» Source records:

● ● ● ● ● ● ●

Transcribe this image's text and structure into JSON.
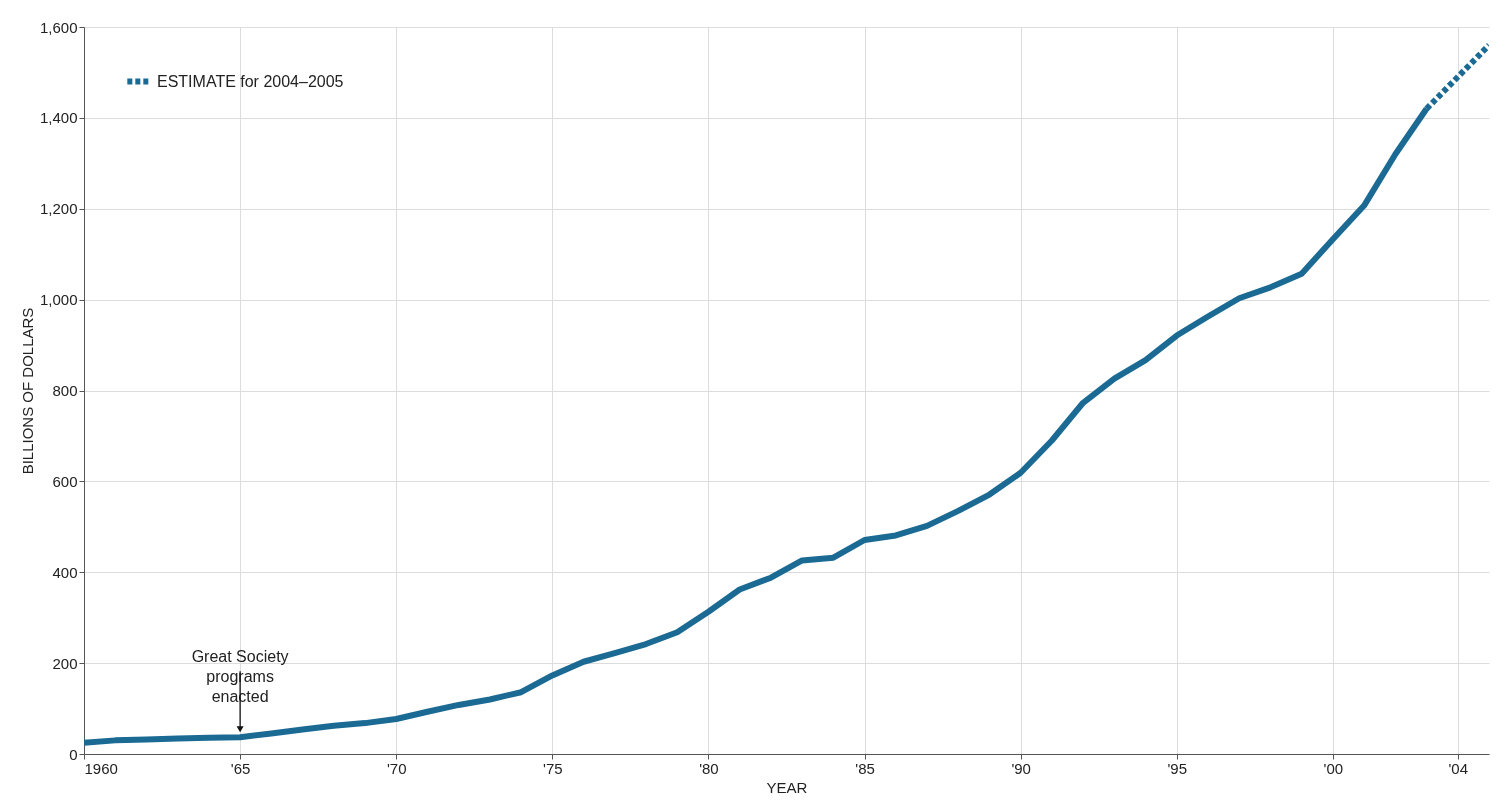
{
  "chart_data": {
    "type": "line",
    "xlabel": "YEAR",
    "ylabel": "BILLIONS OF DOLLARS",
    "x": [
      1960,
      1961,
      1962,
      1963,
      1964,
      1965,
      1966,
      1967,
      1968,
      1969,
      1970,
      1971,
      1972,
      1973,
      1974,
      1975,
      1976,
      1977,
      1978,
      1979,
      1980,
      1981,
      1982,
      1983,
      1984,
      1985,
      1986,
      1987,
      1988,
      1989,
      1990,
      1991,
      1992,
      1993,
      1994,
      1995,
      1996,
      1997,
      1998,
      1999,
      2000,
      2001,
      2002,
      2003
    ],
    "series": [
      {
        "color": "#1b6a94",
        "line_style": "solid",
        "values": [
          25,
          30,
          32,
          34,
          36,
          37,
          45,
          54,
          62,
          68,
          77,
          93,
          108,
          120,
          136,
          173,
          203,
          222,
          242,
          268,
          313,
          362,
          388,
          426,
          432,
          471,
          481,
          502,
          535,
          571,
          619,
          690,
          773,
          826,
          867,
          921,
          963,
          1003,
          1027,
          1057,
          1133,
          1207,
          1320,
          1420
        ]
      },
      {
        "name": "ESTIMATE for 2004–2005",
        "color": "#1b6a94",
        "line_style": "dotted",
        "x": [
          2003,
          2004,
          2005
        ],
        "values": [
          1420,
          1490,
          1560
        ]
      }
    ],
    "xlim": [
      1960,
      2005
    ],
    "xticks": [
      1960,
      {
        "value": 1965,
        "label": "'65"
      },
      {
        "value": 1970,
        "label": "'70"
      },
      {
        "value": 1975,
        "label": "'75"
      },
      {
        "value": 1980,
        "label": "'80"
      },
      {
        "value": 1985,
        "label": "'85"
      },
      {
        "value": 1990,
        "label": "'90"
      },
      {
        "value": 1995,
        "label": "'95"
      },
      {
        "value": 2000,
        "label": "'00"
      },
      {
        "value": 2004,
        "label": "'04"
      }
    ],
    "ylim": [
      0,
      1600
    ],
    "yticks": [
      0,
      200,
      400,
      600,
      800,
      {
        "value": 1000,
        "label": "1,000"
      },
      {
        "value": 1200,
        "label": "1,200"
      },
      {
        "value": 1400,
        "label": "1,400"
      },
      {
        "value": 1600,
        "label": "1,600"
      }
    ],
    "annotations": [
      {
        "text": "Great Society\nprograms\nenacted",
        "x": 1965,
        "y": 37
      }
    ],
    "grid": true,
    "legend": "top left"
  }
}
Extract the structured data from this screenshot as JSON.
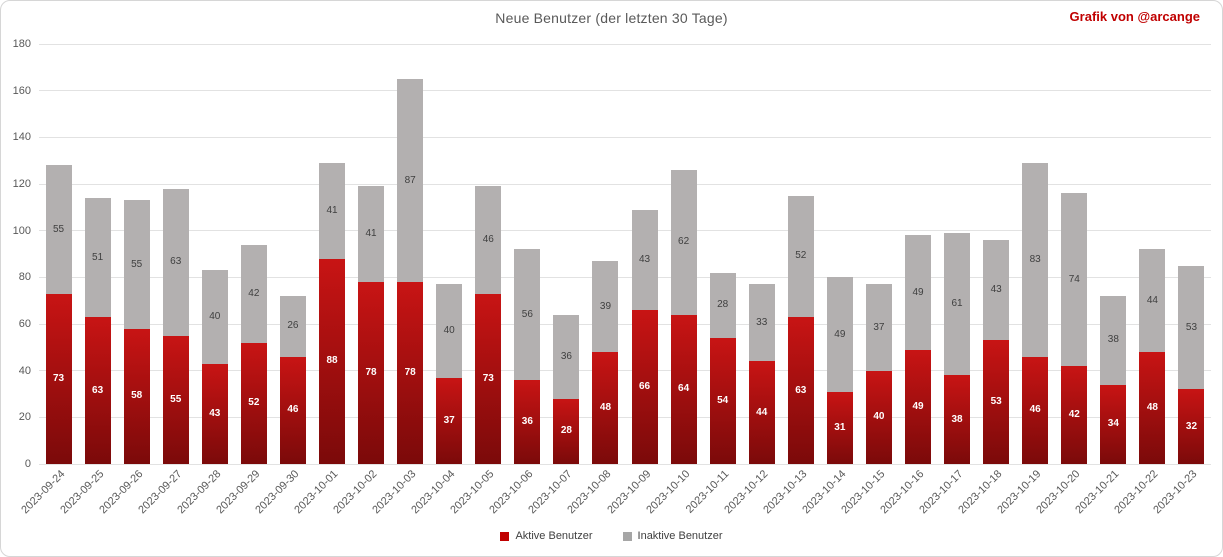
{
  "title": "Neue Benutzer (der letzten 30 Tage)",
  "credit": "Grafik von @arcange",
  "colors": {
    "credit": "#c00000",
    "active_gradient_top": "#c81414",
    "active_gradient_bottom": "#7b0a0a",
    "inactive_fill": "#b3b0b0",
    "legend_active_swatch": "#c00000",
    "legend_inactive_swatch": "#a6a6a6",
    "gridline": "#e2e2e2",
    "axis_text": "#595959"
  },
  "legend": {
    "active": "Aktive Benutzer",
    "inactive": "Inaktive Benutzer"
  },
  "chart_data": {
    "type": "bar",
    "stacked": true,
    "title": "Neue Benutzer (der letzten 30 Tage)",
    "xlabel": "",
    "ylabel": "",
    "ylim": [
      0,
      180
    ],
    "yticks": [
      0,
      20,
      40,
      60,
      80,
      100,
      120,
      140,
      160,
      180
    ],
    "grid": true,
    "legend_position": "bottom",
    "categories": [
      "2023-09-24",
      "2023-09-25",
      "2023-09-26",
      "2023-09-27",
      "2023-09-28",
      "2023-09-29",
      "2023-09-30",
      "2023-10-01",
      "2023-10-02",
      "2023-10-03",
      "2023-10-04",
      "2023-10-05",
      "2023-10-06",
      "2023-10-07",
      "2023-10-08",
      "2023-10-09",
      "2023-10-10",
      "2023-10-11",
      "2023-10-12",
      "2023-10-13",
      "2023-10-14",
      "2023-10-15",
      "2023-10-16",
      "2023-10-17",
      "2023-10-18",
      "2023-10-19",
      "2023-10-20",
      "2023-10-21",
      "2023-10-22",
      "2023-10-23"
    ],
    "series": [
      {
        "name": "Aktive Benutzer",
        "color": "#c00000",
        "values": [
          73,
          63,
          58,
          55,
          43,
          52,
          46,
          88,
          78,
          78,
          37,
          73,
          36,
          28,
          48,
          66,
          64,
          54,
          44,
          63,
          31,
          40,
          49,
          38,
          53,
          46,
          42,
          34,
          48,
          32
        ]
      },
      {
        "name": "Inaktive Benutzer",
        "color": "#b3b0b0",
        "values": [
          55,
          51,
          55,
          63,
          40,
          42,
          26,
          41,
          41,
          87,
          40,
          46,
          56,
          36,
          39,
          43,
          62,
          28,
          33,
          52,
          49,
          37,
          49,
          61,
          43,
          83,
          74,
          38,
          44,
          53
        ]
      }
    ]
  }
}
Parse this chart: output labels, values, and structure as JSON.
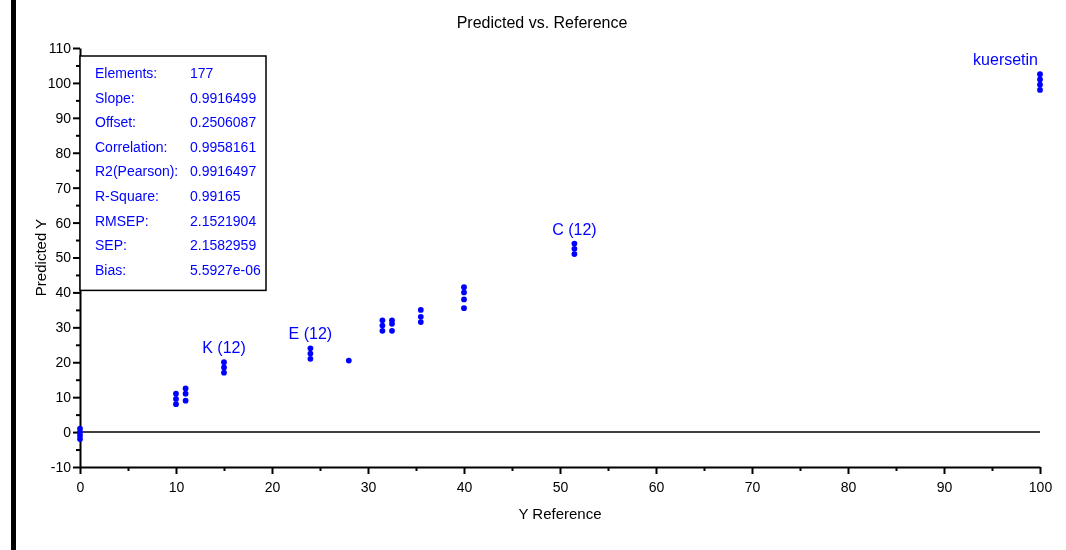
{
  "chart_data": {
    "type": "scatter",
    "title": "Predicted vs. Reference",
    "xlabel": "Y Reference",
    "ylabel": "Predicted Y",
    "xlim": [
      0,
      100
    ],
    "xticks": [
      0,
      {
        "value": 5,
        "label": null
      },
      10,
      {
        "value": 15,
        "label": null
      },
      20,
      {
        "value": 25,
        "label": null
      },
      30,
      {
        "value": 35,
        "label": null
      },
      40,
      {
        "value": 45,
        "label": null
      },
      50,
      {
        "value": 55,
        "label": null
      },
      60,
      {
        "value": 65,
        "label": null
      },
      70,
      {
        "value": 75,
        "label": null
      },
      80,
      {
        "value": 85,
        "label": null
      },
      90,
      {
        "value": 95,
        "label": null
      },
      100
    ],
    "ylim": [
      -10,
      110
    ],
    "yticks": [
      -10,
      {
        "value": -5,
        "label": null
      },
      0,
      {
        "value": 5,
        "label": null
      },
      10,
      {
        "value": 15,
        "label": null
      },
      20,
      {
        "value": 25,
        "label": null
      },
      30,
      {
        "value": 35,
        "label": null
      },
      40,
      {
        "value": 45,
        "label": null
      },
      50,
      {
        "value": 55,
        "label": null
      },
      60,
      {
        "value": 65,
        "label": null
      },
      70,
      {
        "value": 75,
        "label": null
      },
      80,
      {
        "value": 85,
        "label": null
      },
      90,
      {
        "value": 95,
        "label": null
      },
      100,
      {
        "value": 105,
        "label": null
      },
      110
    ],
    "marker": "circle",
    "series": [
      {
        "color": "#0000ff",
        "x": [
          0,
          0,
          0,
          0,
          10,
          10,
          10,
          11,
          11,
          11,
          15,
          15,
          15,
          24,
          24,
          24,
          28,
          31.5,
          31.5,
          31.5,
          32.5,
          32.5,
          32.5,
          35.5,
          35.5,
          35.5,
          40,
          40,
          40,
          40,
          51.5,
          51.5,
          51.5,
          100,
          100,
          100,
          100
        ],
        "values": [
          -2,
          -1,
          0,
          1,
          8,
          9.5,
          11,
          9,
          11,
          12.5,
          17,
          18.5,
          20,
          21,
          22.5,
          24,
          20.5,
          29,
          30.5,
          32,
          29,
          31,
          32,
          31.5,
          33,
          35,
          35.5,
          38,
          40,
          41.5,
          51,
          52.5,
          54,
          98,
          99.5,
          101,
          102.5
        ]
      }
    ],
    "ref_lines": [
      {
        "axis": "y",
        "value": 0,
        "color": "#000000"
      }
    ],
    "annotations": [
      "Elements:",
      "177",
      "Slope:",
      "0.9916499",
      "Offset:",
      "0.2506087",
      "Correlation:",
      "0.9958161",
      "R2(Pearson):",
      "0.9916497",
      "R-Square:",
      "0.99165",
      "RMSEP:",
      "2.1521904",
      "SEP:",
      "2.1582959",
      "Bias:",
      "5.5927e-06",
      {
        "text": "K (12)",
        "x": 15,
        "y": 20
      },
      {
        "text": "E (12)",
        "x": 24,
        "y": 24
      },
      {
        "text": "C (12)",
        "x": 51.5,
        "y": 54
      },
      {
        "text": "kuersetin",
        "x": 100,
        "y": 102.5
      }
    ]
  }
}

● ● ● ● ● ● ●

» Exercise description: Copy out each line of the records where the string "Reference" appears.

» Response to this task:
    "title": "Predicted vs. Reference",
    "xlabel": "Y Reference",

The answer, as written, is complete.